__WHAT YOU SHOULD DO__: Every record must be transcribed in its entirety, apart from the images, which are to be omitted.

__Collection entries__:
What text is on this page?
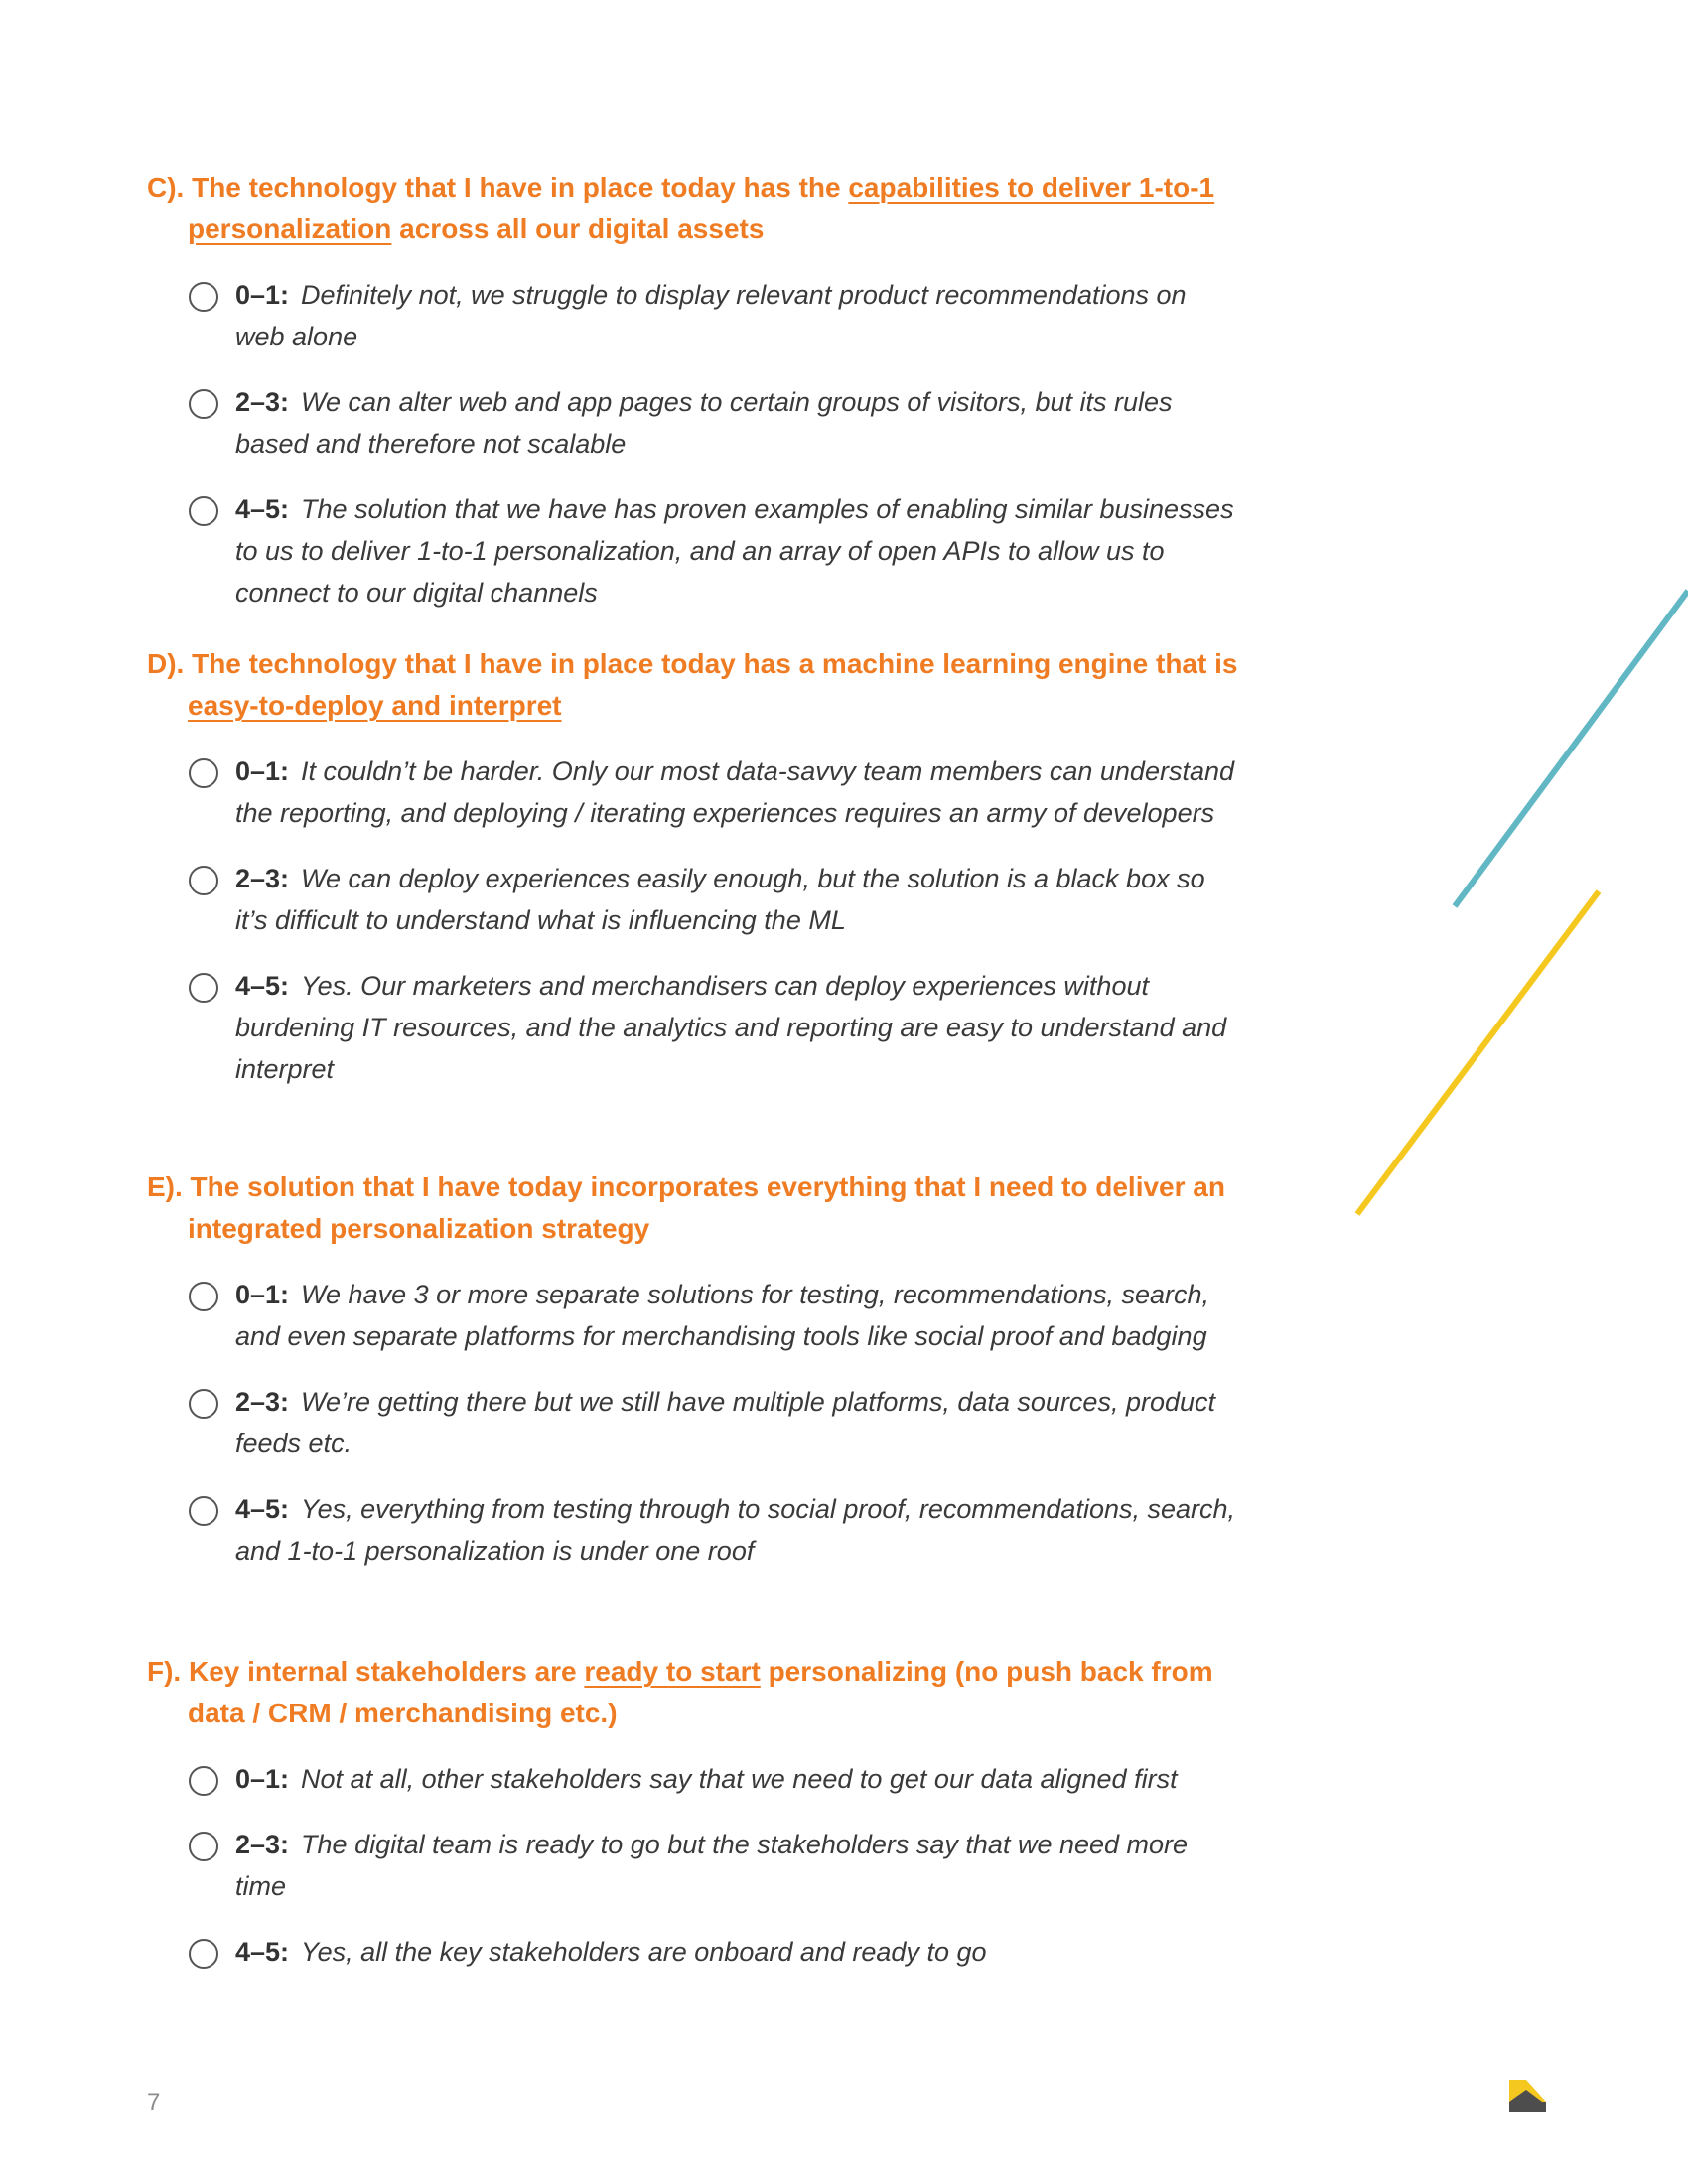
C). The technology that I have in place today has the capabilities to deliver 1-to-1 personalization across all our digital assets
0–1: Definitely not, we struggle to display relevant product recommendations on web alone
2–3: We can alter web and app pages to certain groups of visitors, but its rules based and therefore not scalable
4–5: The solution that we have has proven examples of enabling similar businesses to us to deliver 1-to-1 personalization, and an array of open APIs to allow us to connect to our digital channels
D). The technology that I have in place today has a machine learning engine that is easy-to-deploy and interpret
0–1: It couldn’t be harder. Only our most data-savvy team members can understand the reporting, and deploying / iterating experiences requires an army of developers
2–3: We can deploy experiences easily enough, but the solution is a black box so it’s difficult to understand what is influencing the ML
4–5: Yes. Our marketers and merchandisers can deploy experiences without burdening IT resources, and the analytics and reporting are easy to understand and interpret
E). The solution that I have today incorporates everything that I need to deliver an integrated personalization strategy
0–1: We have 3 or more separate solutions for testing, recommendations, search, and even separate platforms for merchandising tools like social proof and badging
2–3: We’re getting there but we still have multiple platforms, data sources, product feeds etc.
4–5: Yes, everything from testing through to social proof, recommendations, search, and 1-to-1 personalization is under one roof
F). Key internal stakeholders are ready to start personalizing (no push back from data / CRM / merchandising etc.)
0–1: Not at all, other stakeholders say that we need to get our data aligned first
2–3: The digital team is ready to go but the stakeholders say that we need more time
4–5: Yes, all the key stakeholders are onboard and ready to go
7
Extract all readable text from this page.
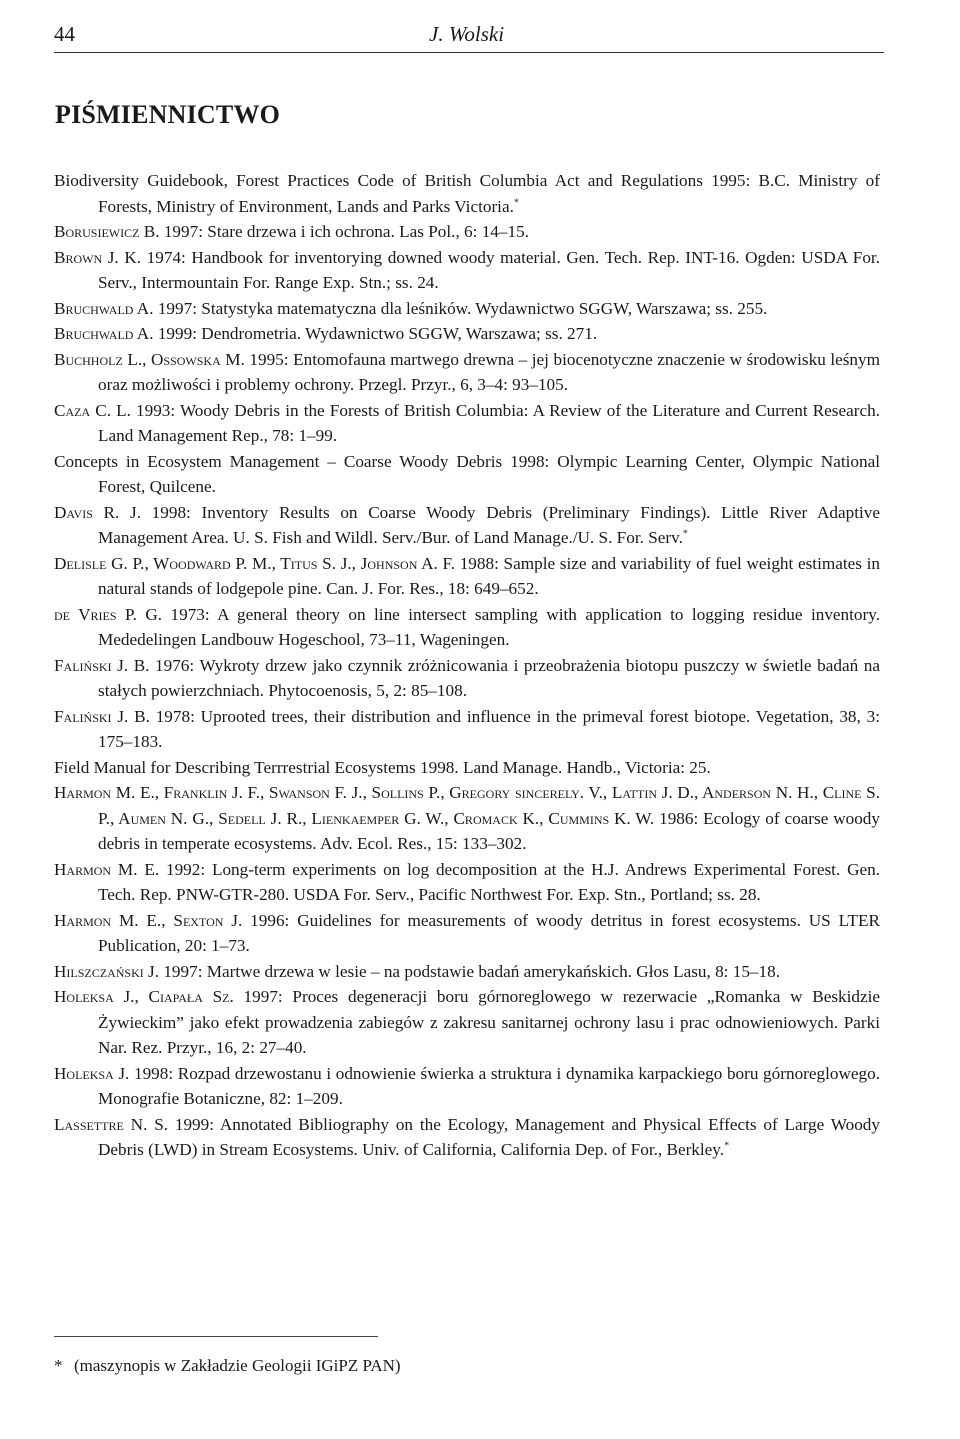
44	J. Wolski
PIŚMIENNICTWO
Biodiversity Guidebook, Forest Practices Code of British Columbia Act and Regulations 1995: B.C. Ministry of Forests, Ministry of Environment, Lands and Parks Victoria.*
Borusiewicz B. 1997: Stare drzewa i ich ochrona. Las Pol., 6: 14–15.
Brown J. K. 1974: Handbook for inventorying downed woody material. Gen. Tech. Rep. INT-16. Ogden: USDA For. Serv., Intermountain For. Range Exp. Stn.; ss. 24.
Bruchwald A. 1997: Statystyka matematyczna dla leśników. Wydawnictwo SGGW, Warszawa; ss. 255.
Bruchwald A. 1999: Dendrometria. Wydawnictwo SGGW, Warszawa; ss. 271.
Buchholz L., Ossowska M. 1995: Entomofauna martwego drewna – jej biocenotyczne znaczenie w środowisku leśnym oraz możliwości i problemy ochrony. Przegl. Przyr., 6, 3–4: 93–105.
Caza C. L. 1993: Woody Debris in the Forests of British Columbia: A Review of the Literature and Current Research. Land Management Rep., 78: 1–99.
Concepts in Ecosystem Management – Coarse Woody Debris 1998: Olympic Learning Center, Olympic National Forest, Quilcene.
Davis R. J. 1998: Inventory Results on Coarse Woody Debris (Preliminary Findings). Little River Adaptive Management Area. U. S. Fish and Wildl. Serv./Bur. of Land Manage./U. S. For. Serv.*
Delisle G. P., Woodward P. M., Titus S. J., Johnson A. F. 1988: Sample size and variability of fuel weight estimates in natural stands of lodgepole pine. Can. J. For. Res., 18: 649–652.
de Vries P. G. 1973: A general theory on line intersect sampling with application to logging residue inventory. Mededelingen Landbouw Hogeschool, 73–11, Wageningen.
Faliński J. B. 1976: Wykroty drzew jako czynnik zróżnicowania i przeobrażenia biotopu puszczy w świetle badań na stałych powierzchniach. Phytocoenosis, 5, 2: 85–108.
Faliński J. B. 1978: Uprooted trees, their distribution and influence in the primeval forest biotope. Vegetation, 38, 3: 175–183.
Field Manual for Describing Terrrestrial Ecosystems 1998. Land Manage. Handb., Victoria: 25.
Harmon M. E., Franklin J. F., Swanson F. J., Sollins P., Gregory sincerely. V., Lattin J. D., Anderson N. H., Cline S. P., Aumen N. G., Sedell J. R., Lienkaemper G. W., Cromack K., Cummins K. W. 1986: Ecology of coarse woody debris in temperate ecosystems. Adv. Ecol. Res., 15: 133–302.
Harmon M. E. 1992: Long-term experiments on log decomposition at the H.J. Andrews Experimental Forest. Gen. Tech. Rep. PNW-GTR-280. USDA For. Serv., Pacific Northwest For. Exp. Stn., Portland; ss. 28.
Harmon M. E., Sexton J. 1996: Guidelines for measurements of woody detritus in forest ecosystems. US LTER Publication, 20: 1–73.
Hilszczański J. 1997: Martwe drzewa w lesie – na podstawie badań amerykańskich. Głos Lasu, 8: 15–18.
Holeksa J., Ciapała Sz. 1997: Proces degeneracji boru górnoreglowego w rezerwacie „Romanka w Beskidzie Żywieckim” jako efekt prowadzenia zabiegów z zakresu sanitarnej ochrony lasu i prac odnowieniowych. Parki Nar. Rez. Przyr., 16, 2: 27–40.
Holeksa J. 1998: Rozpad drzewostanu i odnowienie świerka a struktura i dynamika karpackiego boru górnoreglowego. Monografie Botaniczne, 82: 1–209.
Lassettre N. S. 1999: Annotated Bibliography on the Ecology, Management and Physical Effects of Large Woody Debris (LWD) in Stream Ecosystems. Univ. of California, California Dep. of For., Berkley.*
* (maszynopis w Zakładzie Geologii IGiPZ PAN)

__SOLUTION TO THE EXERCISE__:
What text is on this page?
C). The technology that I have in place today has the capabilities to deliver 1-to-1 personalization across all our digital assets
0–1: Definitely not, we struggle to display relevant product recommendations on web alone
2–3: We can alter web and app pages to certain groups of visitors, but its rules based and therefore not scalable
4–5: The solution that we have has proven examples of enabling similar businesses to us to deliver 1-to-1 personalization, and an array of open APIs to allow us to connect to our digital channels
D). The technology that I have in place today has a machine learning engine that is easy-to-deploy and interpret
0–1: It couldn’t be harder. Only our most data-savvy team members can understand the reporting, and deploying / iterating experiences requires an army of developers
2–3: We can deploy experiences easily enough, but the solution is a black box so it’s difficult to understand what is influencing the ML
4–5: Yes. Our marketers and merchandisers can deploy experiences without burdening IT resources, and the analytics and reporting are easy to understand and interpret
E). The solution that I have today incorporates everything that I need to deliver an integrated personalization strategy
0–1: We have 3 or more separate solutions for testing, recommendations, search, and even separate platforms for merchandising tools like social proof and badging
2–3: We’re getting there but we still have multiple platforms, data sources, product feeds etc.
4–5: Yes, everything from testing through to social proof, recommendations, search, and 1-to-1 personalization is under one roof
F). Key internal stakeholders are ready to start personalizing (no push back from data / CRM / merchandising etc.)
0–1: Not at all, other stakeholders say that we need to get our data aligned first
2–3: The digital team is ready to go but the stakeholders say that we need more time
4–5: Yes, all the key stakeholders are onboard and ready to go
7
Extract all readable text from this page.
44	J. Wolski
PIŚMIENNICTWO
Biodiversity Guidebook, Forest Practices Code of British Columbia Act and Regulations 1995: B.C. Ministry of Forests, Ministry of Environment, Lands and Parks Victoria.*
Borusiewicz B. 1997: Stare drzewa i ich ochrona. Las Pol., 6: 14–15.
Brown J. K. 1974: Handbook for inventorying downed woody material. Gen. Tech. Rep. INT-16. Ogden: USDA For. Serv., Intermountain For. Range Exp. Stn.; ss. 24.
Bruchwald A. 1997: Statystyka matematyczna dla leśników. Wydawnictwo SGGW, Warszawa; ss. 255.
Bruchwald A. 1999: Dendrometria. Wydawnictwo SGGW, Warszawa; ss. 271.
Buchholz L., Ossowska M. 1995: Entomofauna martwego drewna – jej biocenotyczne znaczenie w środowisku leśnym oraz możliwości i problemy ochrony. Przegl. Przyr., 6, 3–4: 93–105.
Caza C. L. 1993: Woody Debris in the Forests of British Columbia: A Review of the Literature and Current Research. Land Management Rep., 78: 1–99.
Concepts in Ecosystem Management – Coarse Woody Debris 1998: Olympic Learning Center, Olympic National Forest, Quilcene.
Davis R. J. 1998: Inventory Results on Coarse Woody Debris (Preliminary Findings). Little River Adaptive Management Area. U. S. Fish and Wildl. Serv./Bur. of Land Manage./U. S. For. Serv.*
Delisle G. P., Woodward P. M., Titus S. J., Johnson A. F. 1988: Sample size and variability of fuel weight estimates in natural stands of lodgepole pine. Can. J. For. Res., 18: 649–652.
de Vries P. G. 1973: A general theory on line intersect sampling with application to logging residue inventory. Mededelingen Landbouw Hogeschool, 73–11, Wageningen.
Faliński J. B. 1976: Wykroty drzew jako czynnik zróżnicowania i przeobrażenia biotopu puszczy w świetle badań na stałych powierzchniach. Phytocoenosis, 5, 2: 85–108.
Faliński J. B. 1978: Uprooted trees, their distribution and influence in the primeval forest biotope. Vegetation, 38, 3: 175–183.
Field Manual for Describing Terrrestrial Ecosystems 1998. Land Manage. Handb., Victoria: 25.
Harmon M. E., Franklin J. F., Swanson F. J., Sollins P., Gregory sincerely. V., Lattin J. D., Anderson N. H., Cline S. P., Aumen N. G., Sedell J. R., Lienkaemper G. W., Cromack K., Cummins K. W. 1986: Ecology of coarse woody debris in temperate ecosystems. Adv. Ecol. Res., 15: 133–302.
Harmon M. E. 1992: Long-term experiments on log decomposition at the H.J. Andrews Experimental Forest. Gen. Tech. Rep. PNW-GTR-280. USDA For. Serv., Pacific Northwest For. Exp. Stn., Portland; ss. 28.
Harmon M. E., Sexton J. 1996: Guidelines for measurements of woody detritus in forest ecosystems. US LTER Publication, 20: 1–73.
Hilszczański J. 1997: Martwe drzewa w lesie – na podstawie badań amerykańskich. Głos Lasu, 8: 15–18.
Holeksa J., Ciapała Sz. 1997: Proces degeneracji boru górnoreglowego w rezerwacie „Romanka w Beskidzie Żywieckim” jako efekt prowadzenia zabiegów z zakresu sanitarnej ochrony lasu i prac odnowieniowych. Parki Nar. Rez. Przyr., 16, 2: 27–40.
Holeksa J. 1998: Rozpad drzewostanu i odnowienie świerka a struktura i dynamika karpackiego boru górnoreglowego. Monografie Botaniczne, 82: 1–209.
Lassettre N. S. 1999: Annotated Bibliography on the Ecology, Management and Physical Effects of Large Woody Debris (LWD) in Stream Ecosystems. Univ. of California, California Dep. of For., Berkley.*
* (maszynopis w Zakładzie Geologii IGiPZ PAN)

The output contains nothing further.